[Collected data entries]

begin

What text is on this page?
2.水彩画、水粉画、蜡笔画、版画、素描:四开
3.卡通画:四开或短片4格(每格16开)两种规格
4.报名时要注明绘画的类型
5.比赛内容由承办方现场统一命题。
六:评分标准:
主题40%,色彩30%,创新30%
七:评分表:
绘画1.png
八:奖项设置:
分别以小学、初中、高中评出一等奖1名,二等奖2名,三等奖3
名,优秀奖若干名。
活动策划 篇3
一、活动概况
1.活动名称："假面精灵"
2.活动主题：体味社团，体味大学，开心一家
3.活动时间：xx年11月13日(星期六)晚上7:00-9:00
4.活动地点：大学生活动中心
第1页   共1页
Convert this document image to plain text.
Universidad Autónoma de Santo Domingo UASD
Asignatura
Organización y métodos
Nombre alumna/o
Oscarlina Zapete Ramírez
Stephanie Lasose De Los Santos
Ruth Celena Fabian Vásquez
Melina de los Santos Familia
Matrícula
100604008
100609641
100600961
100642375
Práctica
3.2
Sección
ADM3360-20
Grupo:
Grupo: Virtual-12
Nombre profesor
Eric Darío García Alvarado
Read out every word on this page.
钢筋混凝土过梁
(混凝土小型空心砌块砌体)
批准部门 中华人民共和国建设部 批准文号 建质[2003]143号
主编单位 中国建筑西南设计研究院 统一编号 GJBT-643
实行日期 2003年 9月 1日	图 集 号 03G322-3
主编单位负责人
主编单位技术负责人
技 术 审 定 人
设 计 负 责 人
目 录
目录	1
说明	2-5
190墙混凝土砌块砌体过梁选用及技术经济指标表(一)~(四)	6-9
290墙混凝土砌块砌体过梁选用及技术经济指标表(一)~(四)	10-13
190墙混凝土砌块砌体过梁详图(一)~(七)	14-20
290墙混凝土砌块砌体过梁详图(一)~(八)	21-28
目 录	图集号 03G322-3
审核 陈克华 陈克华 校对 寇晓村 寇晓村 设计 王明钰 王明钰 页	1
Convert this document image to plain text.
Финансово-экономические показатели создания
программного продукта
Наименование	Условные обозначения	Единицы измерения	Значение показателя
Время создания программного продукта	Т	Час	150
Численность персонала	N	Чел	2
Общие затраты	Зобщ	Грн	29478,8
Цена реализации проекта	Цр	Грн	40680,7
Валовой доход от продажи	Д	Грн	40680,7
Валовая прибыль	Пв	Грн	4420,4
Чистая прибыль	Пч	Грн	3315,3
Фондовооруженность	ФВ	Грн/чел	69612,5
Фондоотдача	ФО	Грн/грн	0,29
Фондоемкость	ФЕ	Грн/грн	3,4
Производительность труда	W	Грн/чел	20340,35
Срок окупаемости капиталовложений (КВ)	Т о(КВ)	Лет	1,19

end

• **WHAT YOU NEED TO DO**
Copy out every line with the word "this".

• **OUTPUT BELOW**
What text is on this page?
Convert this document image to plain text.
Read out every word on this page.
Convert this document image to plain text.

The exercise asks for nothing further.